Task instructions ▸ Copy out each line of the material in which the word "következő" appears.

++++

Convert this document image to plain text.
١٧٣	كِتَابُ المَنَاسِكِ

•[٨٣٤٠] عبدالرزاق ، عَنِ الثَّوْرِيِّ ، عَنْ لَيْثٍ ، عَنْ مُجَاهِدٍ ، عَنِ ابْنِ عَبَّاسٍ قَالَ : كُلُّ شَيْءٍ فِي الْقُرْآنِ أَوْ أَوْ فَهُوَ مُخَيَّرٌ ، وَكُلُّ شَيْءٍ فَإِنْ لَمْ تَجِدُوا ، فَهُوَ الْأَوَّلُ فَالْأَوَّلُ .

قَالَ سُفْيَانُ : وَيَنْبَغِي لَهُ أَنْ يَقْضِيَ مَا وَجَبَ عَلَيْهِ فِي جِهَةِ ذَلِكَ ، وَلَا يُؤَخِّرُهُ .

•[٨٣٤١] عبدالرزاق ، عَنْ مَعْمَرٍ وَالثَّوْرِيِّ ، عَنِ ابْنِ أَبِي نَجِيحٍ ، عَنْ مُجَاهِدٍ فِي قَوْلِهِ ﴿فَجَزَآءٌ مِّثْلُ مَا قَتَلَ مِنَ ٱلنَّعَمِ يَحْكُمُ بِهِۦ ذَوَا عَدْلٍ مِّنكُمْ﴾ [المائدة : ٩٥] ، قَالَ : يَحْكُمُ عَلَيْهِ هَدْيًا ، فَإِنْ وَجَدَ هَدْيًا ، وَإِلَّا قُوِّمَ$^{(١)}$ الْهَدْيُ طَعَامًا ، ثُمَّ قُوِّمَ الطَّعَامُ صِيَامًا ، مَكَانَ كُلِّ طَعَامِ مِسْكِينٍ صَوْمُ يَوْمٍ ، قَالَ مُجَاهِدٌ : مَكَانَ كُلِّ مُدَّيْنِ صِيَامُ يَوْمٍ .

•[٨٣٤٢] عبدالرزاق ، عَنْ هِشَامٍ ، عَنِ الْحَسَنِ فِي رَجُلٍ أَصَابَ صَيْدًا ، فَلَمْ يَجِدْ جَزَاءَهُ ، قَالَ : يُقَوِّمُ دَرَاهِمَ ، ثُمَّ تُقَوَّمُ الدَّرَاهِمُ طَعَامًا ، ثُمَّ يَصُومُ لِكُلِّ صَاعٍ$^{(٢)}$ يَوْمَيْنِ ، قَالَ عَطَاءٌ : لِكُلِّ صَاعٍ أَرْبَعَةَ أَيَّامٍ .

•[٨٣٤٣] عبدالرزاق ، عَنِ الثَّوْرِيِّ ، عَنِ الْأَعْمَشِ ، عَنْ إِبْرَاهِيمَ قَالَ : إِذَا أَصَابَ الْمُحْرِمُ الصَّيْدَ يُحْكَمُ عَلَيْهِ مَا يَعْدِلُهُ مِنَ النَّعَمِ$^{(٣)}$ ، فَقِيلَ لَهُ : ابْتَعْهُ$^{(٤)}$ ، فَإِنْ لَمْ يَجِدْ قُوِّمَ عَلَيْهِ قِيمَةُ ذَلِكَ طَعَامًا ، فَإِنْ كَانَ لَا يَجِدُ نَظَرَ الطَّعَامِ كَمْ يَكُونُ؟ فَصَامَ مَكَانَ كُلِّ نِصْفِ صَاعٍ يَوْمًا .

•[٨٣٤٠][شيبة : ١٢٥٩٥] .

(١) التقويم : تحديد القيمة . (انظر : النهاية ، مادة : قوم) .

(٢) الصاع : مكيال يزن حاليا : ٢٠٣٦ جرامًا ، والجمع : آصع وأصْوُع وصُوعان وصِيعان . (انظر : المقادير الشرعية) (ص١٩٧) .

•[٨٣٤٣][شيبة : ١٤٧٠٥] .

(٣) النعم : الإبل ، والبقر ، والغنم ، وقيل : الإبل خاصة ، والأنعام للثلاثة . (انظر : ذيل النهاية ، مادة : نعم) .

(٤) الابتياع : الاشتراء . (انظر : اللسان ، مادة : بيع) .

++++

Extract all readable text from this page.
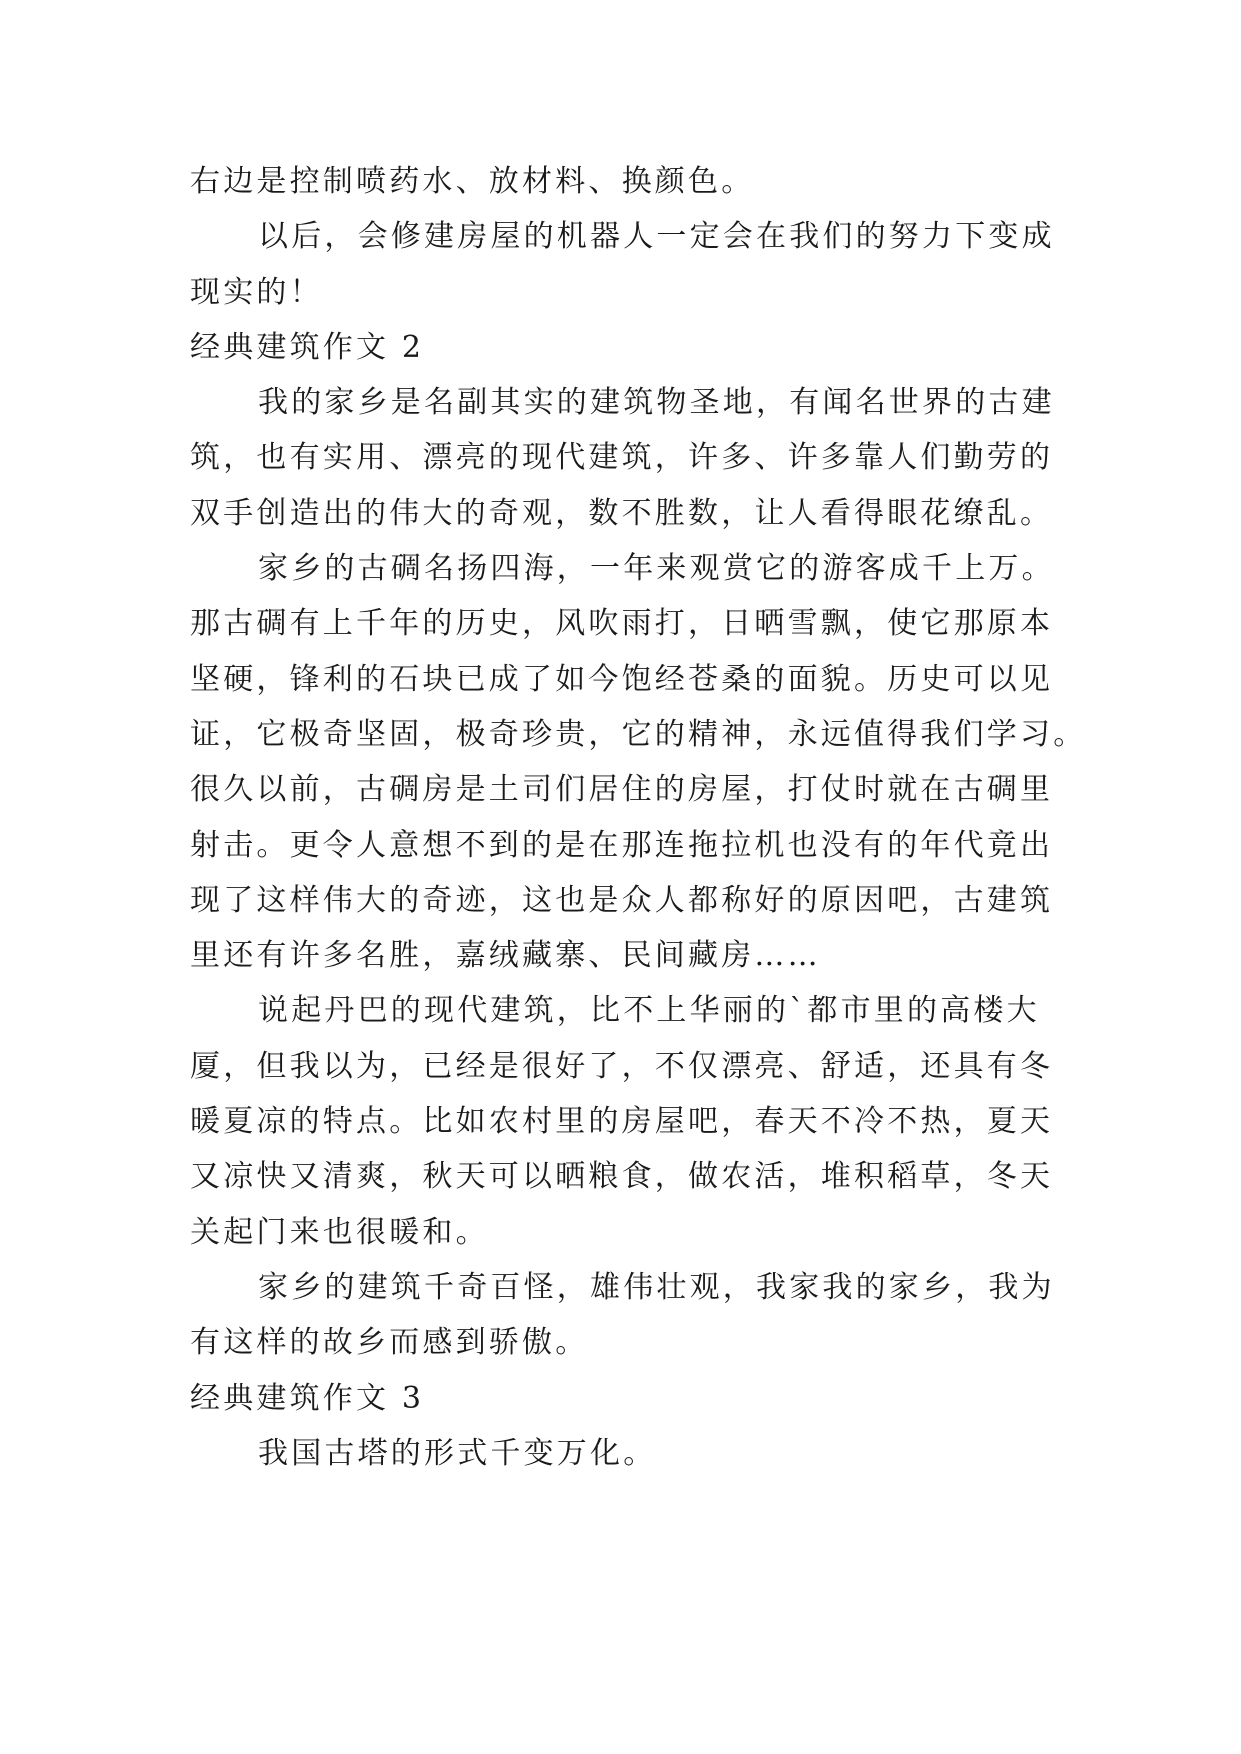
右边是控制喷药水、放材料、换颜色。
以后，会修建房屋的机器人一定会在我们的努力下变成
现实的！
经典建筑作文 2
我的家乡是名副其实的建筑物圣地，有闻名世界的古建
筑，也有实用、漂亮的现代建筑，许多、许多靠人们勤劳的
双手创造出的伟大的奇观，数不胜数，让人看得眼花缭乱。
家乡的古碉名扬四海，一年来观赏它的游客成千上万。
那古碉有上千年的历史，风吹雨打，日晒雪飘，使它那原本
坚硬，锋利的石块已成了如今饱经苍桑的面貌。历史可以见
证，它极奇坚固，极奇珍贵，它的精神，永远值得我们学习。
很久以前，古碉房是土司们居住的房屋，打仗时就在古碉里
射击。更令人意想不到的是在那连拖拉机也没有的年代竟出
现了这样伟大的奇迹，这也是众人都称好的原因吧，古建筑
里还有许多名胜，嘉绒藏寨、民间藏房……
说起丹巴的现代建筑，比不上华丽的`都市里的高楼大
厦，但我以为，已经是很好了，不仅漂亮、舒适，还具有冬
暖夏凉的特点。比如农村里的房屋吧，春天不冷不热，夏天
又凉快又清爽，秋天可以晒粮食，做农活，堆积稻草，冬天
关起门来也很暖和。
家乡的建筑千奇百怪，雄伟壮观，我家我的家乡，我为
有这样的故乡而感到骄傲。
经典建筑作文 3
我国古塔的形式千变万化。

++++

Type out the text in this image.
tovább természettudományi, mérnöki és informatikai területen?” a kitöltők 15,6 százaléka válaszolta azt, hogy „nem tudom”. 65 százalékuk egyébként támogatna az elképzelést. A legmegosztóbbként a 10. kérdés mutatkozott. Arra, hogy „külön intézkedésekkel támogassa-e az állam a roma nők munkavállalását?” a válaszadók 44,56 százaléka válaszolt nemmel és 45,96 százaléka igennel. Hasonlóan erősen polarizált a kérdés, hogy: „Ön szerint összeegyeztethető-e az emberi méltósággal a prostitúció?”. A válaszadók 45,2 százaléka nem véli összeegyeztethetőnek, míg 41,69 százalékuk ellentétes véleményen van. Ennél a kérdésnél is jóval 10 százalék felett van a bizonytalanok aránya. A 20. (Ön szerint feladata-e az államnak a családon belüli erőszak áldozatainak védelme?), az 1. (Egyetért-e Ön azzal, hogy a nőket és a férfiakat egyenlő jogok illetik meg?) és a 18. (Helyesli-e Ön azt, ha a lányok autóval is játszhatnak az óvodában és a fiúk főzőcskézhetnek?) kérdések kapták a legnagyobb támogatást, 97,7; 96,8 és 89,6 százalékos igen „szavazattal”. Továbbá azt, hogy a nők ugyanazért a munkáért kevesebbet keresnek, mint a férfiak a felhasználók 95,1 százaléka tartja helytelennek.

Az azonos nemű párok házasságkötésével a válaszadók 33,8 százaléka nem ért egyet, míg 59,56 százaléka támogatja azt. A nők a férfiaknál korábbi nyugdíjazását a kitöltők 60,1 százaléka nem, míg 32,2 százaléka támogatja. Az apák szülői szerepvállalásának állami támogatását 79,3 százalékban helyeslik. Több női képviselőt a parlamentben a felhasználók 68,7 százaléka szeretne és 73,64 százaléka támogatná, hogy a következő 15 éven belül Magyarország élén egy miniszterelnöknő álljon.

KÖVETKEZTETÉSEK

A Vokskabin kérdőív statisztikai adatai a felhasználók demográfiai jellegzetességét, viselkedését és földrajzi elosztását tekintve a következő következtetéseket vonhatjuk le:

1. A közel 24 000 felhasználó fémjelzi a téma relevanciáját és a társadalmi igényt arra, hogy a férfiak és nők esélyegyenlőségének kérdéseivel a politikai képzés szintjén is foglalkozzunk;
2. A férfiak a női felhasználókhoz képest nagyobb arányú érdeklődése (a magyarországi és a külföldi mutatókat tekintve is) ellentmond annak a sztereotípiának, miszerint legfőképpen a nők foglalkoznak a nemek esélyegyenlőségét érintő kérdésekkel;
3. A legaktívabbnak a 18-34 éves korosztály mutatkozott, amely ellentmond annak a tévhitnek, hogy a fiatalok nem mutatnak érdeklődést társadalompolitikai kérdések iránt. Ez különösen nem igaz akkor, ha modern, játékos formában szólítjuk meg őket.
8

++++

Answer to this problem ▸
Az azonos nemű párok házasságkötésével a válaszadók 33,8 százaléka nem ért egyet, míg 59,56 százaléka támogatja azt. A nők a férfiaknál korábbi nyugdíjazását a kitöltők 60,1 százaléka nem, míg 32,2 százaléka támogatja. Az apák szülői szerepvállalásának állami támogatását 79,3 százalékban helyeslik. Több női képviselőt a parlamentben a felhasználók 68,7 százaléka szeretne és 73,64 százaléka támogatná, hogy a következő 15 éven belül Magyarország élén egy miniszterelnöknő álljon.
A Vokskabin kérdőív statisztikai adatai a felhasználók demográfiai jellegzetességét, viselkedését és földrajzi elosztását tekintve a következő következtetéseket vonhatjuk le:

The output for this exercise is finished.